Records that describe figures
:::

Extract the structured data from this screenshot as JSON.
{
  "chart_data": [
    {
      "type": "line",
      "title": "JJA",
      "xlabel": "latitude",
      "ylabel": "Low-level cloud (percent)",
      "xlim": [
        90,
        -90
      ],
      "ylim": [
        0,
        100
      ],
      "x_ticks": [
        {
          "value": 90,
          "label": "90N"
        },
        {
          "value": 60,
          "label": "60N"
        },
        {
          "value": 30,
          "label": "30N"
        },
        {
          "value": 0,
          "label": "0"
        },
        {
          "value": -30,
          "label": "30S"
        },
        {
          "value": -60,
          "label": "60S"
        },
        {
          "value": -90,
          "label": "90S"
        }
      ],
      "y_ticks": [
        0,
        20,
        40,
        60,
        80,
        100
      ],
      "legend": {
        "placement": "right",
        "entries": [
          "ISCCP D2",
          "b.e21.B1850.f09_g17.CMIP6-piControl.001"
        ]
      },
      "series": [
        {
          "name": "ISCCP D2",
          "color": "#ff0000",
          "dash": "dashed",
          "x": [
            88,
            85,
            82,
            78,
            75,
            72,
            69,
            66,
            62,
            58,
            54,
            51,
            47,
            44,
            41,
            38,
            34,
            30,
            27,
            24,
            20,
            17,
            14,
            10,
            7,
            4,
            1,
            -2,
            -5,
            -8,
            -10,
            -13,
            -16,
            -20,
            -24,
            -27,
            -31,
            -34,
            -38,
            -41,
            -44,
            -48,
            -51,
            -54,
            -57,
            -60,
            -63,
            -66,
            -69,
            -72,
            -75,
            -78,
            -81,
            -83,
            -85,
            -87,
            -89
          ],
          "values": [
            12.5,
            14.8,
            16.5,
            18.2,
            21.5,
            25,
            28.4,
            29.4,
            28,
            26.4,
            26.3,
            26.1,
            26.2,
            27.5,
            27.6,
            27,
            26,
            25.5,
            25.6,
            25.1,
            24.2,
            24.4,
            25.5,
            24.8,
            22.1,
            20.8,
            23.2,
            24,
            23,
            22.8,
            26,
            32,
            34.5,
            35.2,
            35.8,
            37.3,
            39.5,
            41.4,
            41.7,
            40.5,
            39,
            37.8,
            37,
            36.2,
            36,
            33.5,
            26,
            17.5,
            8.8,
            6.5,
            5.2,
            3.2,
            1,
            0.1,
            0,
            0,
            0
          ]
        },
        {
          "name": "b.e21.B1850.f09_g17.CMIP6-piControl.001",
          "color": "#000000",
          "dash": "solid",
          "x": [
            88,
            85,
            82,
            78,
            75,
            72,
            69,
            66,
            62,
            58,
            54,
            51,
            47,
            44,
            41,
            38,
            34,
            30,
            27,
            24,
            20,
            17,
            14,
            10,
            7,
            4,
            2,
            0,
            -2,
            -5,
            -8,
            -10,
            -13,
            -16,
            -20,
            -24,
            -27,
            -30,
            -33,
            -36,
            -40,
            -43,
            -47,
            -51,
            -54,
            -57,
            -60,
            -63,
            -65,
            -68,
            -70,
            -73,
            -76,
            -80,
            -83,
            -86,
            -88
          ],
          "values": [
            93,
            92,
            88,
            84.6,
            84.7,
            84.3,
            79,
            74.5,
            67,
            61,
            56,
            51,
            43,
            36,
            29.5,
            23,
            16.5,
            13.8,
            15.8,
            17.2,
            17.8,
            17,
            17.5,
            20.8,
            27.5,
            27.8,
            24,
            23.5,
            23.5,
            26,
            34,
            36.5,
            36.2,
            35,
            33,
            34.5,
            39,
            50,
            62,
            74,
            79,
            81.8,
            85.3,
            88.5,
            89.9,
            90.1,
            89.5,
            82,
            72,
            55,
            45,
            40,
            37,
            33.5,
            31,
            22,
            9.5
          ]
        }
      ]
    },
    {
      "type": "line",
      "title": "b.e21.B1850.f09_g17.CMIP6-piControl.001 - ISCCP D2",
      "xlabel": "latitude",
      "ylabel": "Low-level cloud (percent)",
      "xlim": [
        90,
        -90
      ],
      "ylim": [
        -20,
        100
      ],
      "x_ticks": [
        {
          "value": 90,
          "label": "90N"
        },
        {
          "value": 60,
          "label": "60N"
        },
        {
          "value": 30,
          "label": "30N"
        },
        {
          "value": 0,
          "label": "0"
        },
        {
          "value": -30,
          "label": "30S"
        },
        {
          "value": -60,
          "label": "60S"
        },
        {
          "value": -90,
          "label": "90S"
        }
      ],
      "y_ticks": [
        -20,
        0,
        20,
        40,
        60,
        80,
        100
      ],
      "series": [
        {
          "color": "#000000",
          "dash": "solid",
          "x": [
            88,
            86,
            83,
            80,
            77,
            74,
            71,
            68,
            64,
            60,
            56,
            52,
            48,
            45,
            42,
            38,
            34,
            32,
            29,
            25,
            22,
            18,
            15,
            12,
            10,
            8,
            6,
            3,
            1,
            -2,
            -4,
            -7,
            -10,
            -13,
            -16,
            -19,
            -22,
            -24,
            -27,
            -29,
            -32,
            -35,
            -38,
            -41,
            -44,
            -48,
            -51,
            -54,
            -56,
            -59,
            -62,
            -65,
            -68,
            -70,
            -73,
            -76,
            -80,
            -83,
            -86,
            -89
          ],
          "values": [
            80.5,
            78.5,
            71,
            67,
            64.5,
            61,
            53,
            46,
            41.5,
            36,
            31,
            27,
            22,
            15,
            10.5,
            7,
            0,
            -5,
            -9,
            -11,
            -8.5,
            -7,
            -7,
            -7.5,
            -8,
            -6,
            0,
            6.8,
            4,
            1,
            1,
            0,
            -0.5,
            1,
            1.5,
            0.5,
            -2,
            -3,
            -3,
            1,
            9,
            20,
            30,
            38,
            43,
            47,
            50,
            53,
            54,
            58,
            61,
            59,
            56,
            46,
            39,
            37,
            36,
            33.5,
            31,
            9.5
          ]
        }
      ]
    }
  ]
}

:::

Please return the data above exactly as given.

#### [WRITTEN SOLUTION]
Extract the structured data from this screenshot as JSON.
{
  "chart_data": [
    {
      "type": "line",
      "title": "JJA",
      "xlabel": "latitude",
      "ylabel": "Low-level cloud (percent)",
      "xlim": [
        90,
        -90
      ],
      "ylim": [
        0,
        100
      ],
      "x_ticks": [
        {
          "value": 90,
          "label": "90N"
        },
        {
          "value": 60,
          "label": "60N"
        },
        {
          "value": 30,
          "label": "30N"
        },
        {
          "value": 0,
          "label": "0"
        },
        {
          "value": -30,
          "label": "30S"
        },
        {
          "value": -60,
          "label": "60S"
        },
        {
          "value": -90,
          "label": "90S"
        }
      ],
      "y_ticks": [
        0,
        20,
        40,
        60,
        80,
        100
      ],
      "legend": {
        "placement": "right",
        "entries": [
          "ISCCP D2",
          "b.e21.B1850.f09_g17.CMIP6-piControl.001"
        ]
      },
      "series": [
        {
          "name": "ISCCP D2",
          "color": "#ff0000",
          "dash": "dashed",
          "x": [
            88,
            85,
            82,
            78,
            75,
            72,
            69,
            66,
            62,
            58,
            54,
            51,
            47,
            44,
            41,
            38,
            34,
            30,
            27,
            24,
            20,
            17,
            14,
            10,
            7,
            4,
            1,
            -2,
            -5,
            -8,
            -10,
            -13,
            -16,
            -20,
            -24,
            -27,
            -31,
            -34,
            -38,
            -41,
            -44,
            -48,
            -51,
            -54,
            -57,
            -60,
            -63,
            -66,
            -69,
            -72,
            -75,
            -78,
            -81,
            -83,
            -85,
            -87,
            -89
          ],
          "values": [
            12.5,
            14.8,
            16.5,
            18.2,
            21.5,
            25,
            28.4,
            29.4,
            28,
            26.4,
            26.3,
            26.1,
            26.2,
            27.5,
            27.6,
            27,
            26,
            25.5,
            25.6,
            25.1,
            24.2,
            24.4,
            25.5,
            24.8,
            22.1,
            20.8,
            23.2,
            24,
            23,
            22.8,
            26,
            32,
            34.5,
            35.2,
            35.8,
            37.3,
            39.5,
            41.4,
            41.7,
            40.5,
            39,
            37.8,
            37,
            36.2,
            36,
            33.5,
            26,
            17.5,
            8.8,
            6.5,
            5.2,
            3.2,
            1,
            0.1,
            0,
            0,
            0
          ]
        },
        {
          "name": "b.e21.B1850.f09_g17.CMIP6-piControl.001",
          "color": "#000000",
          "dash": "solid",
          "x": [
            88,
            85,
            82,
            78,
            75,
            72,
            69,
            66,
            62,
            58,
            54,
            51,
            47,
            44,
            41,
            38,
            34,
            30,
            27,
            24,
            20,
            17,
            14,
            10,
            7,
            4,
            2,
            0,
            -2,
            -5,
            -8,
            -10,
            -13,
            -16,
            -20,
            -24,
            -27,
            -30,
            -33,
            -36,
            -40,
            -43,
            -47,
            -51,
            -54,
            -57,
            -60,
            -63,
            -65,
            -68,
            -70,
            -73,
            -76,
            -80,
            -83,
            -86,
            -88
          ],
          "values": [
            93,
            92,
            88,
            84.6,
            84.7,
            84.3,
            79,
            74.5,
            67,
            61,
            56,
            51,
            43,
            36,
            29.5,
            23,
            16.5,
            13.8,
            15.8,
            17.2,
            17.8,
            17,
            17.5,
            20.8,
            27.5,
            27.8,
            24,
            23.5,
            23.5,
            26,
            34,
            36.5,
            36.2,
            35,
            33,
            34.5,
            39,
            50,
            62,
            74,
            79,
            81.8,
            85.3,
            88.5,
            89.9,
            90.1,
            89.5,
            82,
            72,
            55,
            45,
            40,
            37,
            33.5,
            31,
            22,
            9.5
          ]
        }
      ]
    },
    {
      "type": "line",
      "title": "b.e21.B1850.f09_g17.CMIP6-piControl.001 - ISCCP D2",
      "xlabel": "latitude",
      "ylabel": "Low-level cloud (percent)",
      "xlim": [
        90,
        -90
      ],
      "ylim": [
        -20,
        100
      ],
      "x_ticks": [
        {
          "value": 90,
          "label": "90N"
        },
        {
          "value": 60,
          "label": "60N"
        },
        {
          "value": 30,
          "label": "30N"
        },
        {
          "value": 0,
          "label": "0"
        },
        {
          "value": -30,
          "label": "30S"
        },
        {
          "value": -60,
          "label": "60S"
        },
        {
          "value": -90,
          "label": "90S"
        }
      ],
      "y_ticks": [
        -20,
        0,
        20,
        40,
        60,
        80,
        100
      ],
      "series": [
        {
          "color": "#000000",
          "dash": "solid",
          "x": [
            88,
            86,
            83,
            80,
            77,
            74,
            71,
            68,
            64,
            60,
            56,
            52,
            48,
            45,
            42,
            38,
            34,
            32,
            29,
            25,
            22,
            18,
            15,
            12,
            10,
            8,
            6,
            3,
            1,
            -2,
            -4,
            -7,
            -10,
            -13,
            -16,
            -19,
            -22,
            -24,
            -27,
            -29,
            -32,
            -35,
            -38,
            -41,
            -44,
            -48,
            -51,
            -54,
            -56,
            -59,
            -62,
            -65,
            -68,
            -70,
            -73,
            -76,
            -80,
            -83,
            -86,
            -89
          ],
          "values": [
            80.5,
            78.5,
            71,
            67,
            64.5,
            61,
            53,
            46,
            41.5,
            36,
            31,
            27,
            22,
            15,
            10.5,
            7,
            0,
            -5,
            -9,
            -11,
            -8.5,
            -7,
            -7,
            -7.5,
            -8,
            -6,
            0,
            6.8,
            4,
            1,
            1,
            0,
            -0.5,
            1,
            1.5,
            0.5,
            -2,
            -3,
            -3,
            1,
            9,
            20,
            30,
            38,
            43,
            47,
            50,
            53,
            54,
            58,
            61,
            59,
            56,
            46,
            39,
            37,
            36,
            33.5,
            31,
            9.5
          ]
        }
      ]
    }
  ]
}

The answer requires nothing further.